- [GIVEN INSTRUCTION]
Extract all lines from the data beneath that include the word "convex".

╭─ MATERIAL FOR THIS EXERCISE

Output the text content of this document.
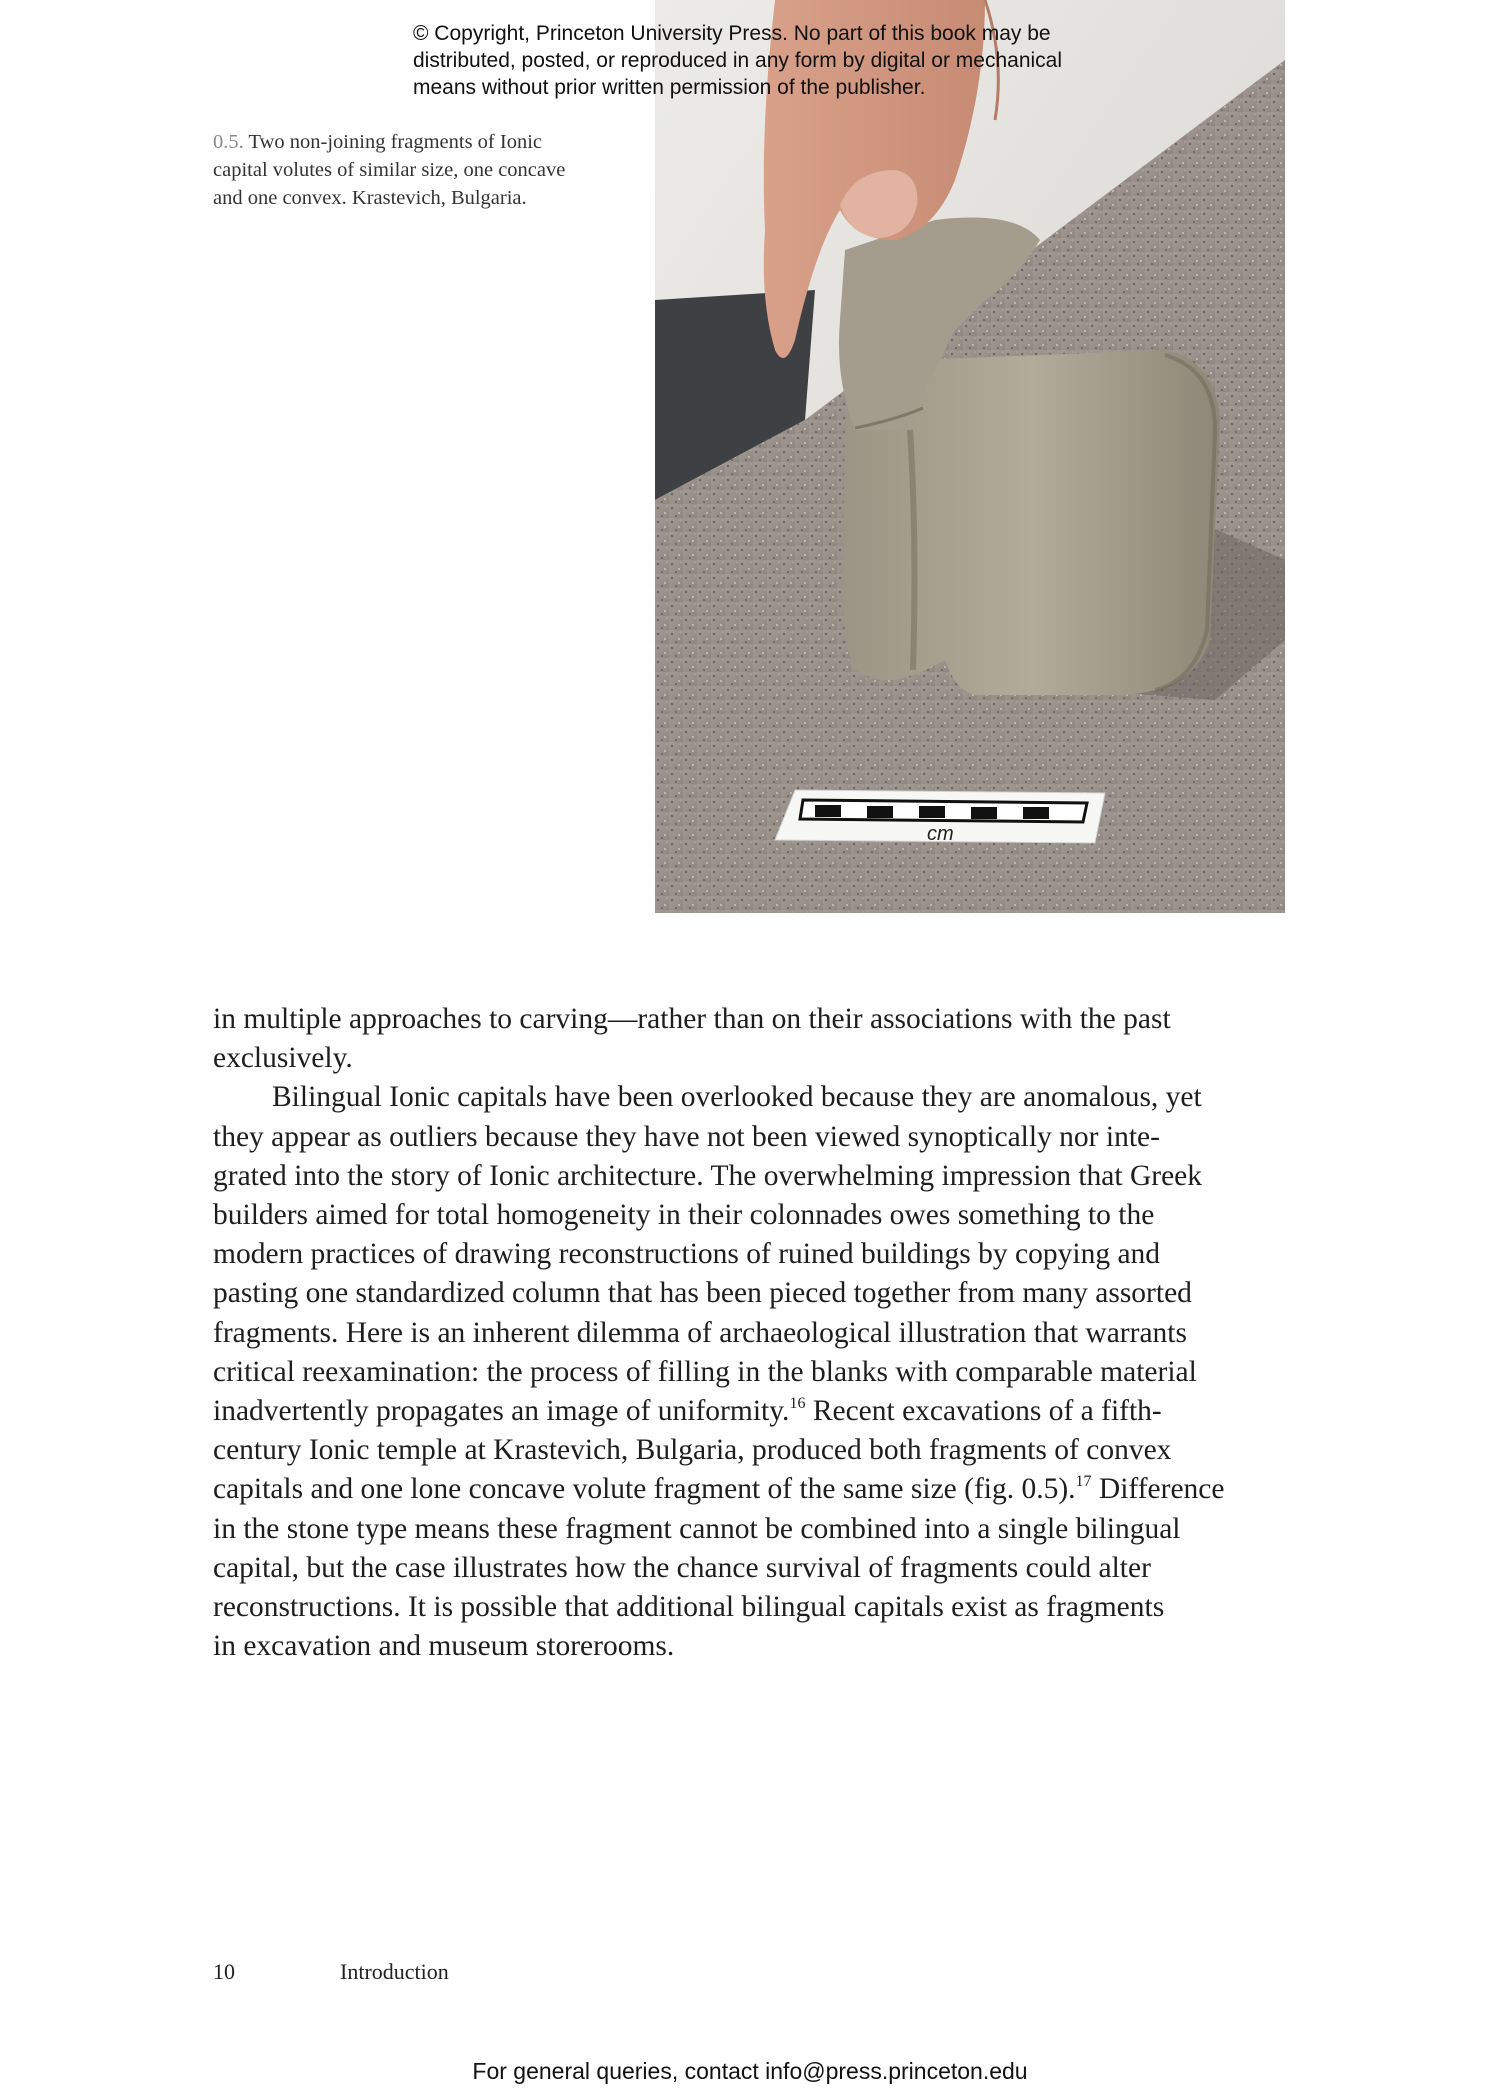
© Copyright, Princeton University Press. No part of this book may be
distributed, posted, or reproduced in any form by digital or mechanical
means without prior written permission of the publisher.
0.5. Two non-joining fragments of Ionic
capital volutes of similar size, one concave
and one convex. Krastevich, Bulgaria.
cm
in multiple approaches to carving—rather than on their associations with the past
exclusively.
Bilingual Ionic capitals have been overlooked because they are anomalous, yet
they appear as outliers because they have not been viewed synoptically nor inte-
grated into the story of Ionic architecture. The overwhelming impression that Greek
builders aimed for total homogeneity in their colonnades owes something to the
modern practices of drawing reconstructions of ruined buildings by copying and
pasting one standardized column that has been pieced together from many assorted
fragments. Here is an inherent dilemma of archaeological illustration that warrants
critical reexamination: the process of filling in the blanks with comparable material
inadvertently propagates an image of uniformity.$^{16}$ Recent excavations of a fifth-
century Ionic temple at Krastevich, Bulgaria, produced both fragments of convex
capitals and one lone concave volute fragment of the same size (fig. 0.5).$^{17}$ Difference
in the stone type means these fragment cannot be combined into a single bilingual
capital, but the case illustrates how the chance survival of fragments could alter
reconstructions. It is possible that additional bilingual capitals exist as fragments
in excavation and museum storerooms.
10	Introduction
For general queries, contact info@press.princeton.edu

╰─

- [THE RESULT]
and one convex. Krastevich, Bulgaria.
century Ionic temple at Krastevich, Bulgaria, produced both fragments of convex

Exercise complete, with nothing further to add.